Work required:
Arrange every line of the records below as a Markdown table, leaving out blank lines, with a "Row" column for the row number and a "Line" column for the line itself.

Input material:
■ ■ ■ ■
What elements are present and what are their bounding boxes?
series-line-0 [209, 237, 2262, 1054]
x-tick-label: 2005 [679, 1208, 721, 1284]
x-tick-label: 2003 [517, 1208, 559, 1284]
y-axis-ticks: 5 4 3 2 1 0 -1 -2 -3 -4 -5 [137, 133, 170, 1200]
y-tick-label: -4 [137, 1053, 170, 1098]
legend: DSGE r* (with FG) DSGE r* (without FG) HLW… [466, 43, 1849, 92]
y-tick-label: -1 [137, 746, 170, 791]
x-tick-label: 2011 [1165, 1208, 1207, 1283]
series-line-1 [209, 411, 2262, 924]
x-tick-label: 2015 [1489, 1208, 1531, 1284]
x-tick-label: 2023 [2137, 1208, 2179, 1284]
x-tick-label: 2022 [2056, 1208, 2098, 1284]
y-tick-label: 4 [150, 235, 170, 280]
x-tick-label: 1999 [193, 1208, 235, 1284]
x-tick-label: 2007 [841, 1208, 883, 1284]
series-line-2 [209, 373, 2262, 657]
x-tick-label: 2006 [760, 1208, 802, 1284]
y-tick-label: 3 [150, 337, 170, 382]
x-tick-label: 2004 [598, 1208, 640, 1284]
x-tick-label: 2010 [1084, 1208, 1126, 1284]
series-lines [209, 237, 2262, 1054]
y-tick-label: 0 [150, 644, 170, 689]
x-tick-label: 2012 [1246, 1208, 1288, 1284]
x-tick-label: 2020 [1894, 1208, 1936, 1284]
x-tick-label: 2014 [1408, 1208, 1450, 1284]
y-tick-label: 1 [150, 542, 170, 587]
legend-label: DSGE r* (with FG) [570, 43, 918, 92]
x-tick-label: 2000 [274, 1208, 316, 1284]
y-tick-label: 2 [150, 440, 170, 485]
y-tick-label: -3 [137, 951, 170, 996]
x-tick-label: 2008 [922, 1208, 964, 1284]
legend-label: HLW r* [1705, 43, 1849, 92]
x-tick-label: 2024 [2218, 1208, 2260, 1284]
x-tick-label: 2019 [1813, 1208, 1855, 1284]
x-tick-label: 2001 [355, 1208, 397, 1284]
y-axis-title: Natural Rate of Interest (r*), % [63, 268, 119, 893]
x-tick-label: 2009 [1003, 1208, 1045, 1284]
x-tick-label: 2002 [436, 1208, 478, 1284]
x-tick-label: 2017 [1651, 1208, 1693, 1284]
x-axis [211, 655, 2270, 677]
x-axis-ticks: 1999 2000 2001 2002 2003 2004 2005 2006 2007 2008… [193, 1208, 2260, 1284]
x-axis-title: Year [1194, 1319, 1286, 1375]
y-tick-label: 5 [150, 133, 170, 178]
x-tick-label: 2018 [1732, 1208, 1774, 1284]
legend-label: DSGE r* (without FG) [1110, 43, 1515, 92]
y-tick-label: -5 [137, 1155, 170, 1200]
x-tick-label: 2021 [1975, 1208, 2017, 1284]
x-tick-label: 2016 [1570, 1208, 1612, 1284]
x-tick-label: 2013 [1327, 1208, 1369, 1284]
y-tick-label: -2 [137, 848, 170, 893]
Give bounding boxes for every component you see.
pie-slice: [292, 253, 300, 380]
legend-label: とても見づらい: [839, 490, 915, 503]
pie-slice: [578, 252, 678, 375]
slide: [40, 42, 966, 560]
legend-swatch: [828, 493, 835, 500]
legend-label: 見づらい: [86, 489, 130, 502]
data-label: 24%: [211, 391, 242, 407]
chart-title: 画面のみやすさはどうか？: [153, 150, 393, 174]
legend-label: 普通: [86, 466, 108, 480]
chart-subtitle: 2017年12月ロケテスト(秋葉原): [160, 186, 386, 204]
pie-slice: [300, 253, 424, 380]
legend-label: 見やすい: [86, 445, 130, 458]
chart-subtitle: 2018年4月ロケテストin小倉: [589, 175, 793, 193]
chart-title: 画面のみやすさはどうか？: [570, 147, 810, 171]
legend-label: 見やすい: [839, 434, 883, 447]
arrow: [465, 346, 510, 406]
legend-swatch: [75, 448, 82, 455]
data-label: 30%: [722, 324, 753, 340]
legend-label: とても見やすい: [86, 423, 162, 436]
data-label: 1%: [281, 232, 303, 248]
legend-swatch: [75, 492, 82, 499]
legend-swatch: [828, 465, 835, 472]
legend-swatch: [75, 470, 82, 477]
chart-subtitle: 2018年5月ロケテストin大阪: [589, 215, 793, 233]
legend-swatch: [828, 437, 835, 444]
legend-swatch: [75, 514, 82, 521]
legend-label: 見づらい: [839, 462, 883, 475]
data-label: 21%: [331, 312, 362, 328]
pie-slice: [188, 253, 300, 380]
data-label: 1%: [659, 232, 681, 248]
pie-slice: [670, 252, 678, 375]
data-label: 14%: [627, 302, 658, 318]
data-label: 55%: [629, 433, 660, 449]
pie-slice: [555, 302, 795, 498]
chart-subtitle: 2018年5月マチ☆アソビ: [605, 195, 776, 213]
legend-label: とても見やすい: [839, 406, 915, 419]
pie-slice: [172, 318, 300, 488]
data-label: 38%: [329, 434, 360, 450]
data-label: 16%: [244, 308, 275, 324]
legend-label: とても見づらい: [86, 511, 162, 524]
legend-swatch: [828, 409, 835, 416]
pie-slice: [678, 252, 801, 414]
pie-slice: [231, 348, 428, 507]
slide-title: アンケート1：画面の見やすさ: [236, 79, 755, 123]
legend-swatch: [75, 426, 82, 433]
■ ■ ■ ■
Right answer:
| Row | Line |
|---|---|
| 1 | What elements are present and what are their bounding boxes? |
| 2 | series-line-0 [209, 237, 2262, 1054] |
| 3 | x-tick-label: 2005 [679, 1208, 721, 1284] |
| 4 | x-tick-label: 2003 [517, 1208, 559, 1284] |
| 5 | y-axis-ticks: 5 4 3 2 1 0 -1 -2 -3 -4 -5 [137, 133, 170, 1200] |
| 6 | y-tick-label: -4 [137, 1053, 170, 1098] |
| 7 | legend: DSGE r* (with FG) DSGE r* (without FG) HLW… [466, 43, 1849, 92] |
| 8 | y-tick-label: -1 [137, 746, 170, 791] |
| 9 | x-tick-label: 2011 [1165, 1208, 1207, 1283] |
| 10 | series-line-1 [209, 411, 2262, 924] |
| 11 | x-tick-label: 2015 [1489, 1208, 1531, 1284] |
| 12 | x-tick-label: 2023 [2137, 1208, 2179, 1284] |
| 13 | x-tick-label: 2022 [2056, 1208, 2098, 1284] |
| 14 | y-tick-label: 4 [150, 235, 170, 280] |
| 15 | x-tick-label: 1999 [193, 1208, 235, 1284] |
| 16 | x-tick-label: 2007 [841, 1208, 883, 1284] |
| 17 | series-line-2 [209, 373, 2262, 657] |
| 18 | x-tick-label: 2006 [760, 1208, 802, 1284] |
| 19 | y-tick-label: 3 [150, 337, 170, 382] |
| 20 | x-tick-label: 2004 [598, 1208, 640, 1284] |
| 21 | x-tick-label: 2010 [1084, 1208, 1126, 1284] |
| 22 | series-lines [209, 237, 2262, 1054] |
| 23 | y-tick-label: 0 [150, 644, 170, 689] |
| 24 | x-tick-label: 2012 [1246, 1208, 1288, 1284] |
| 25 | x-tick-label: 2020 [1894, 1208, 1936, 1284] |
| 26 | x-tick-label: 2014 [1408, 1208, 1450, 1284] |
| 27 | y-tick-label: 1 [150, 542, 170, 587] |
| 28 | legend-label: DSGE r* (with FG) [570, 43, 918, 92] |
| 29 | x-tick-label: 2000 [274, 1208, 316, 1284] |
| 30 | y-tick-label: 2 [150, 440, 170, 485] |
| 31 | y-tick-label: -3 [137, 951, 170, 996] |
| 32 | x-tick-label: 2008 [922, 1208, 964, 1284] |
| 33 | legend-label: HLW r* [1705, 43, 1849, 92] |
| 34 | x-tick-label: 2024 [2218, 1208, 2260, 1284] |
| 35 | x-tick-label: 2019 [1813, 1208, 1855, 1284] |
| 36 | x-tick-label: 2001 [355, 1208, 397, 1284] |
| 37 | y-axis-title: Natural Rate of Interest (r*), % [63, 268, 119, 893] |
| 38 | x-tick-label: 2009 [1003, 1208, 1045, 1284] |
| 39 | x-tick-label: 2002 [436, 1208, 478, 1284] |
| 40 | x-tick-label: 2017 [1651, 1208, 1693, 1284] |
| 41 | x-axis [211, 655, 2270, 677] |
| 42 | x-axis-ticks: 1999 2000 2001 2002 2003 2004 2005 2006 2007 2008… [193, 1208, 2260, 1284] |
| 43 | x-axis-title: Year [1194, 1319, 1286, 1375] |
| 44 | y-tick-label: 5 [150, 133, 170, 178] |
| 45 | x-tick-label: 2018 [1732, 1208, 1774, 1284] |
| 46 | legend-label: DSGE r* (without FG) [1110, 43, 1515, 92] |
| 47 | y-tick-label: -5 [137, 1155, 170, 1200] |
| 48 | x-tick-label: 2021 [1975, 1208, 2017, 1284] |
| 49 | x-tick-label: 2016 [1570, 1208, 1612, 1284] |
| 50 | x-tick-label: 2013 [1327, 1208, 1369, 1284] |
| 51 | y-tick-label: -2 [137, 848, 170, 893] |
| 52 | Give bounding boxes for every component you see. |
| 53 | pie-slice: [292, 253, 300, 380] |
| 54 | legend-label: とても見づらい: [839, 490, 915, 503] |
| 55 | pie-slice: [578, 252, 678, 375] |
| 56 | slide: [40, 42, 966, 560] |
| 57 | legend-swatch: [828, 493, 835, 500] |
| 58 | legend-label: 見づらい: [86, 489, 130, 502] |
| 59 | data-label: 24%: [211, 391, 242, 407] |
| 60 | chart-title: 画面のみやすさはどうか？: [153, 150, 393, 174] |
| 61 | legend-label: 普通: [86, 466, 108, 480] |
| 62 | chart-subtitle: 2017年12月ロケテスト(秋葉原): [160, 186, 386, 204] |
| 63 | pie-slice: [300, 253, 424, 380] |
| 64 | legend-label: 見やすい: [86, 445, 130, 458] |
| 65 | chart-subtitle: 2018年4月ロケテストin小倉: [589, 175, 793, 193] |
| 66 | chart-title: 画面のみやすさはどうか？: [570, 147, 810, 171] |
| 67 | legend-label: 見やすい: [839, 434, 883, 447] |
| 68 | arrow: [465, 346, 510, 406] |
| 69 | legend-swatch: [75, 448, 82, 455] |
| 70 | data-label: 30%: [722, 324, 753, 340] |
| 71 | legend-label: とても見やすい: [86, 423, 162, 436] |
| 72 | data-label: 1%: [281, 232, 303, 248] |
| 73 | legend-swatch: [75, 492, 82, 499] |
| 74 | legend-swatch: [828, 465, 835, 472] |
| 75 | legend-swatch: [75, 470, 82, 477] |
| 76 | chart-subtitle: 2018年5月ロケテストin大阪: [589, 215, 793, 233] |
| 77 | legend-swatch: [828, 437, 835, 444] |
| 78 | legend-swatch: [75, 514, 82, 521] |
| 79 | legend-label: 見づらい: [839, 462, 883, 475] |
| 80 | data-label: 21%: [331, 312, 362, 328] |
| 81 | pie-slice: [188, 253, 300, 380] |
| 82 | data-label: 1%: [659, 232, 681, 248] |
| 83 | pie-slice: [670, 252, 678, 375] |
| 84 | data-label: 14%: [627, 302, 658, 318] |
| 85 | data-label: 55%: [629, 433, 660, 449] |
| 86 | pie-slice: [555, 302, 795, 498] |
| 87 | chart-subtitle: 2018年5月マチ☆アソビ: [605, 195, 776, 213] |
| 88 | legend-label: とても見やすい: [839, 406, 915, 419] |
| 89 | pie-slice: [172, 318, 300, 488] |
| 90 | data-label: 38%: [329, 434, 360, 450] |
| 91 | data-label: 16%: [244, 308, 275, 324] |
| 92 | legend-label: とても見づらい: [86, 511, 162, 524] |
| 93 | legend-swatch: [828, 409, 835, 416] |
| 94 | pie-slice: [678, 252, 801, 414] |
| 95 | pie-slice: [231, 348, 428, 507] |
| 96 | slide-title: アンケート1：画面の見やすさ: [236, 79, 755, 123] |
| 97 | legend-swatch: [75, 426, 82, 433] |